Records about charts and figures
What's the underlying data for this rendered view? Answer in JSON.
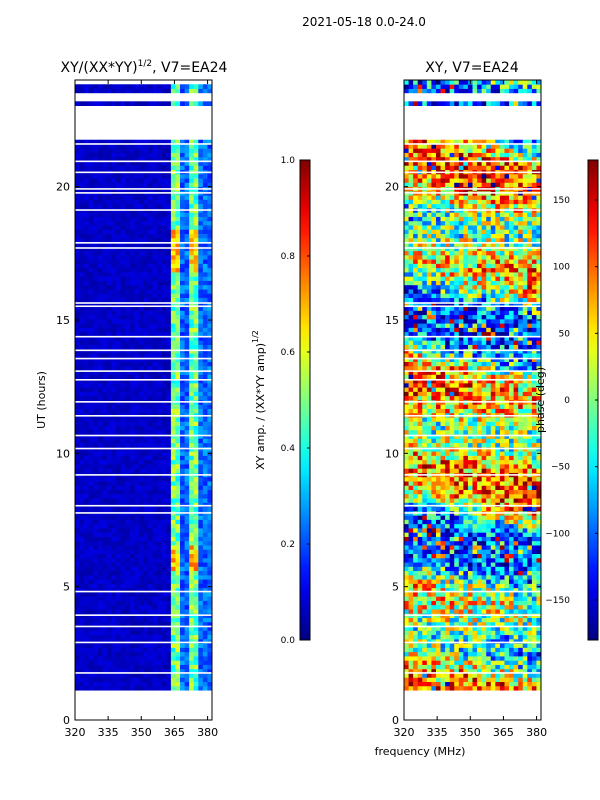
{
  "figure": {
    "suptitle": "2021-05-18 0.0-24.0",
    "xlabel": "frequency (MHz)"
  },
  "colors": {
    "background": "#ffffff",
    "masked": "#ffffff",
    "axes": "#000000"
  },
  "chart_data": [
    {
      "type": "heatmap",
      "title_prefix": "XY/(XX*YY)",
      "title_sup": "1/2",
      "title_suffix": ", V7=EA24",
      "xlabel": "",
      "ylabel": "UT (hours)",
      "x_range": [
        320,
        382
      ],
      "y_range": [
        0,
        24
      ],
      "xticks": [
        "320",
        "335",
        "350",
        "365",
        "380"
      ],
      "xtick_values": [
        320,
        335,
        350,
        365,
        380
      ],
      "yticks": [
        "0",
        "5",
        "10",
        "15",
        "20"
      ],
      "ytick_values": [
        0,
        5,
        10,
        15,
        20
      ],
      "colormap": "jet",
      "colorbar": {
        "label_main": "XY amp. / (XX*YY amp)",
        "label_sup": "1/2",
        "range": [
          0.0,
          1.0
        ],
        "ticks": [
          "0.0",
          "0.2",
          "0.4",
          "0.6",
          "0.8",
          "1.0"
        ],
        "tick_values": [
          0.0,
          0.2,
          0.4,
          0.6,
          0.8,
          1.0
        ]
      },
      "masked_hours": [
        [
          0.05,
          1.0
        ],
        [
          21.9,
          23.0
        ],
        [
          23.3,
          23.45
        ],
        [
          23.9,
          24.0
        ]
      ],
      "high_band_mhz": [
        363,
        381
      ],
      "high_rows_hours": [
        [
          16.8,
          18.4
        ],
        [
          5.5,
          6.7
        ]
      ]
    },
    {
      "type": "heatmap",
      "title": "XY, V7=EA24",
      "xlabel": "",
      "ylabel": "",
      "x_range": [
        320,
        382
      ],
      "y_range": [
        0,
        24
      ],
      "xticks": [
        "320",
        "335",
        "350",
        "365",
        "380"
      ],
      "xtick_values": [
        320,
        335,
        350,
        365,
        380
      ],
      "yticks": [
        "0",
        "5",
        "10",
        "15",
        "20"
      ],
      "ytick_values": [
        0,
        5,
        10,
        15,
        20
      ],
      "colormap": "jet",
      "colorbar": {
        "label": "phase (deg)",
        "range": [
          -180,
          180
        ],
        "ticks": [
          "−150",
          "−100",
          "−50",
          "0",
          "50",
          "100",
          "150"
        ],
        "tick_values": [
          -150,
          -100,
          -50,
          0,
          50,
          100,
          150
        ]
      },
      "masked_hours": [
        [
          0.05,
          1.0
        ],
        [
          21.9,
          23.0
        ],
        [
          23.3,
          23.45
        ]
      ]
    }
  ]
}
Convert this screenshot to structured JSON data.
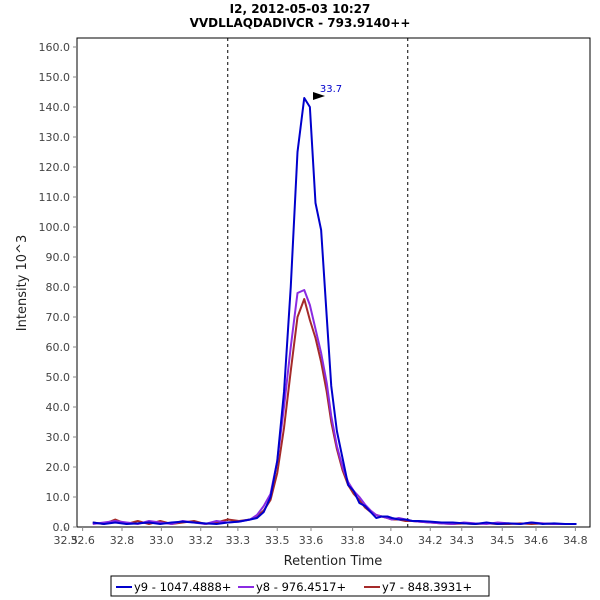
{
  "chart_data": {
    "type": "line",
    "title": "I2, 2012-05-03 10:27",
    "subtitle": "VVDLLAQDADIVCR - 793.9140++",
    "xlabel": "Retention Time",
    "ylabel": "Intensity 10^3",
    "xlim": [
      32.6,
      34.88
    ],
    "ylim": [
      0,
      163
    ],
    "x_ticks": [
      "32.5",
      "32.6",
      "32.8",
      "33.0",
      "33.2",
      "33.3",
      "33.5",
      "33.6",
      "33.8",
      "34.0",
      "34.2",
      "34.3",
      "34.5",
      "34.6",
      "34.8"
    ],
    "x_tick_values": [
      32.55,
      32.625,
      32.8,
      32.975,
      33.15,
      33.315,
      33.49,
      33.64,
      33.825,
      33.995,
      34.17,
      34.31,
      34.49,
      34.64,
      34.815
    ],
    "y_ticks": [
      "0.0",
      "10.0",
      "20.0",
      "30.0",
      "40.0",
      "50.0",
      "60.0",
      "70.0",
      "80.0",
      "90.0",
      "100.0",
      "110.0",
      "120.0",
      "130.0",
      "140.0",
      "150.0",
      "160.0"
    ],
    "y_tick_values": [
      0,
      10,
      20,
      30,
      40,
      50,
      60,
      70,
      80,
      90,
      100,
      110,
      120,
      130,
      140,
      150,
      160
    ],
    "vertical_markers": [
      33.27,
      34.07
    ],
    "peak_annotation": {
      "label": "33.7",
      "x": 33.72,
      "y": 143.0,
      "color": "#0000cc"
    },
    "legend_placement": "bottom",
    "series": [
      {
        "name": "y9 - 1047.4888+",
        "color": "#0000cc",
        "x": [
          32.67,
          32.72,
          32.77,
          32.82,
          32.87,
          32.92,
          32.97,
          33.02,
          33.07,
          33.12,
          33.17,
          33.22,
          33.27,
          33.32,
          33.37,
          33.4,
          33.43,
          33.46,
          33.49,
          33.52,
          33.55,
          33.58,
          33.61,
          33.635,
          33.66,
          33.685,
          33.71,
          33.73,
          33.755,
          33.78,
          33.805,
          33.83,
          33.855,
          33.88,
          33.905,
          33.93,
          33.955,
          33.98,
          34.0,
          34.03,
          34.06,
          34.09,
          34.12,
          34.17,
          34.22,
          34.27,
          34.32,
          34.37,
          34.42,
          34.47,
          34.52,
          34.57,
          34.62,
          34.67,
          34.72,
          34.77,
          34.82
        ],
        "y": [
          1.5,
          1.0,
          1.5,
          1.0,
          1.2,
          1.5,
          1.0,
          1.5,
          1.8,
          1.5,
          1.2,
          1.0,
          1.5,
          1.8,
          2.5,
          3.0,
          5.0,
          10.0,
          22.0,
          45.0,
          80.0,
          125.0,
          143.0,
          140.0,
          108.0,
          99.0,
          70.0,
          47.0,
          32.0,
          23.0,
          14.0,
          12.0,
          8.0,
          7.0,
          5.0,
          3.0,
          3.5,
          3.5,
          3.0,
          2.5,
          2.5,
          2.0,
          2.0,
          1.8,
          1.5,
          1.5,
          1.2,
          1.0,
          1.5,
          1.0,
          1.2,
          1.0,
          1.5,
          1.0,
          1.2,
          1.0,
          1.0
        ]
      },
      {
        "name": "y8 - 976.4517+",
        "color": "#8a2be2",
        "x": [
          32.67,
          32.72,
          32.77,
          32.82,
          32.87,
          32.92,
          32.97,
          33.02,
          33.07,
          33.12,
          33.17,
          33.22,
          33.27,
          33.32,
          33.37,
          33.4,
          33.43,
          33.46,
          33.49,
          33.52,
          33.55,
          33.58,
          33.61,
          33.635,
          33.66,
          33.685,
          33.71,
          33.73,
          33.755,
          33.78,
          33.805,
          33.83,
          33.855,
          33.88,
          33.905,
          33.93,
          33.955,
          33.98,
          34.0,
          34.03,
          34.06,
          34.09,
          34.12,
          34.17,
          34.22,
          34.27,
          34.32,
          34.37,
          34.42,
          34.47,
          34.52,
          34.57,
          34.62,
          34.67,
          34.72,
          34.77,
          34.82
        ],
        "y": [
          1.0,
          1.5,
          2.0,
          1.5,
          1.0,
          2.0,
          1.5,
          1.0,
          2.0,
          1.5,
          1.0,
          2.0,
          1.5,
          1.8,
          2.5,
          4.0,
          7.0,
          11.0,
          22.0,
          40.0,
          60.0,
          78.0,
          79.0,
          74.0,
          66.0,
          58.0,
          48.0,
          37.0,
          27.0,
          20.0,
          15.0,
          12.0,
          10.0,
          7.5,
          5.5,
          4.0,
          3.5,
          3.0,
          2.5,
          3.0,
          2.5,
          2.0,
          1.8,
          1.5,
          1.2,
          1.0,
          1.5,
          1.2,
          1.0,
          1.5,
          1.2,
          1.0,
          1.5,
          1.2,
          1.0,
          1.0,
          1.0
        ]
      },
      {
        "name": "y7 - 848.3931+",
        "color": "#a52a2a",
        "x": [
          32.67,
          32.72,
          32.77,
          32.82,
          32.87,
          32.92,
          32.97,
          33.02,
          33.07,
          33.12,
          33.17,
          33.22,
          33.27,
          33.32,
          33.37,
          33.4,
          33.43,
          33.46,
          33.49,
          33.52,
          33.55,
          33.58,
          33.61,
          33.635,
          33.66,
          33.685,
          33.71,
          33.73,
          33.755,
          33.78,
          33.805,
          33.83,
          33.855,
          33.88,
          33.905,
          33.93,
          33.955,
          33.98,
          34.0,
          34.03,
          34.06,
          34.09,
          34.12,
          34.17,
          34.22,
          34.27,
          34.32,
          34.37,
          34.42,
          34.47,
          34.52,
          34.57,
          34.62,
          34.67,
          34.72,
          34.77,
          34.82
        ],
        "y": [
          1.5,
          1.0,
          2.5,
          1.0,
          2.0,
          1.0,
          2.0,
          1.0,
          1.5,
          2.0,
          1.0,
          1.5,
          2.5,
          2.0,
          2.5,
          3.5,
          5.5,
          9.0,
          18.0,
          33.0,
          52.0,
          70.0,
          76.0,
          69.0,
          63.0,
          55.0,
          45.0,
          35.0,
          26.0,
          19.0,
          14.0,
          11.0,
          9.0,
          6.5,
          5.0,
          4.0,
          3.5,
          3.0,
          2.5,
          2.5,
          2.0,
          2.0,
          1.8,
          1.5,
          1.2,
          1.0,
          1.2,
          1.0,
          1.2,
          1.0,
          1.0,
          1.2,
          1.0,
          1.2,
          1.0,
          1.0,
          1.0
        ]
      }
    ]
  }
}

- **WHAT IS BEING ASKED**
Collect the lines that hold "name".

- **RESPONSE TO THIS TASK**
        "name": "y9 - 1047.4888+",
        "name": "y8 - 976.4517+",
        "name": "y7 - 848.3931+",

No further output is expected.